◆ **Required task**: Below is a set of records; print all of them exactly as written.

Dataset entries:
※

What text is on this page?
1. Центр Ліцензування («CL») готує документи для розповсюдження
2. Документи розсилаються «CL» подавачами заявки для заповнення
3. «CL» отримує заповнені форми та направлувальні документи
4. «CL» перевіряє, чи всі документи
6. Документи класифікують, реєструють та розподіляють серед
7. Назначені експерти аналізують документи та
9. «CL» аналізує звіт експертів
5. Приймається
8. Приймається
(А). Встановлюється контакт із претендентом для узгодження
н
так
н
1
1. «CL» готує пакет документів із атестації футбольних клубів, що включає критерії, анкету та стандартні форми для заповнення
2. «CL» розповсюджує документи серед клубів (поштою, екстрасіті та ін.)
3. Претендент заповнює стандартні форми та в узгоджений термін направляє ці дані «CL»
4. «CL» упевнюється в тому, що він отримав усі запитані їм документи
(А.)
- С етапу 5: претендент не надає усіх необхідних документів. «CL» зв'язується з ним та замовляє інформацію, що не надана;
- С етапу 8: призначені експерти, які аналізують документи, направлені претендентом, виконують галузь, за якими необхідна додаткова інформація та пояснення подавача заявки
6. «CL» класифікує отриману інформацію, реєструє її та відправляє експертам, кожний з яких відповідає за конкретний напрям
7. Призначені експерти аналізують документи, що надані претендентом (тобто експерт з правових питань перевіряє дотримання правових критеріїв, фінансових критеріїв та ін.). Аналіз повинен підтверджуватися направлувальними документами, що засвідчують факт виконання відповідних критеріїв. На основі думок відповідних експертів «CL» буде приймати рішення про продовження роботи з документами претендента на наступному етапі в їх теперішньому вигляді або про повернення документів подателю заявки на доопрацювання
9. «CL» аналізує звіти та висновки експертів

※

◆ **Response for this exercise**:
What text is on this page?
1. Центр Ліцензування («CL») готує документи для розповсюдження
2. Документи розсилаються «CL» подавачами заявки для заповнення
3. «CL» отримує заповнені форми та направлувальні документи
4. «CL» перевіряє, чи всі документи
6. Документи класифікують, реєструють та розподіляють серед
7. Назначені експерти аналізують документи та
9. «CL» аналізує звіт експертів
5. Приймається
8. Приймається
(А). Встановлюється контакт із претендентом для узгодження
н
так
н
1
1. «CL» готує пакет документів із атестації футбольних клубів, що включає критерії, анкету та стандартні форми для заповнення
2. «CL» розповсюджує документи серед клубів (поштою, екстрасіті та ін.)
3. Претендент заповнює стандартні форми та в узгоджений термін направляє ці дані «CL»
4. «CL» упевнюється в тому, що він отримав усі запитані їм документи
(А.)
- С етапу 5: претендент не надає усіх необхідних документів. «CL» зв'язується з ним та замовляє інформацію, що не надана;
- С етапу 8: призначені експерти, які аналізують документи, направлені претендентом, виконують галузь, за якими необхідна додаткова інформація та пояснення подавача заявки
6. «CL» класифікує отриману інформацію, реєструє її та відправляє експертам, кожний з яких відповідає за конкретний напрям
7. Призначені експерти аналізують документи, що надані претендентом (тобто експерт з правових питань перевіряє дотримання правових критеріїв, фінансових критеріїв та ін.). Аналіз повинен підтверджуватися направлувальними документами, що засвідчують факт виконання відповідних критеріїв. На основі думок відповідних експертів «CL» буде приймати рішення про продовження роботи з документами претендента на наступному етапі в їх теперішньому вигляді або про повернення документів подателю заявки на доопрацювання
9. «CL» аналізує звіти та висновки експертів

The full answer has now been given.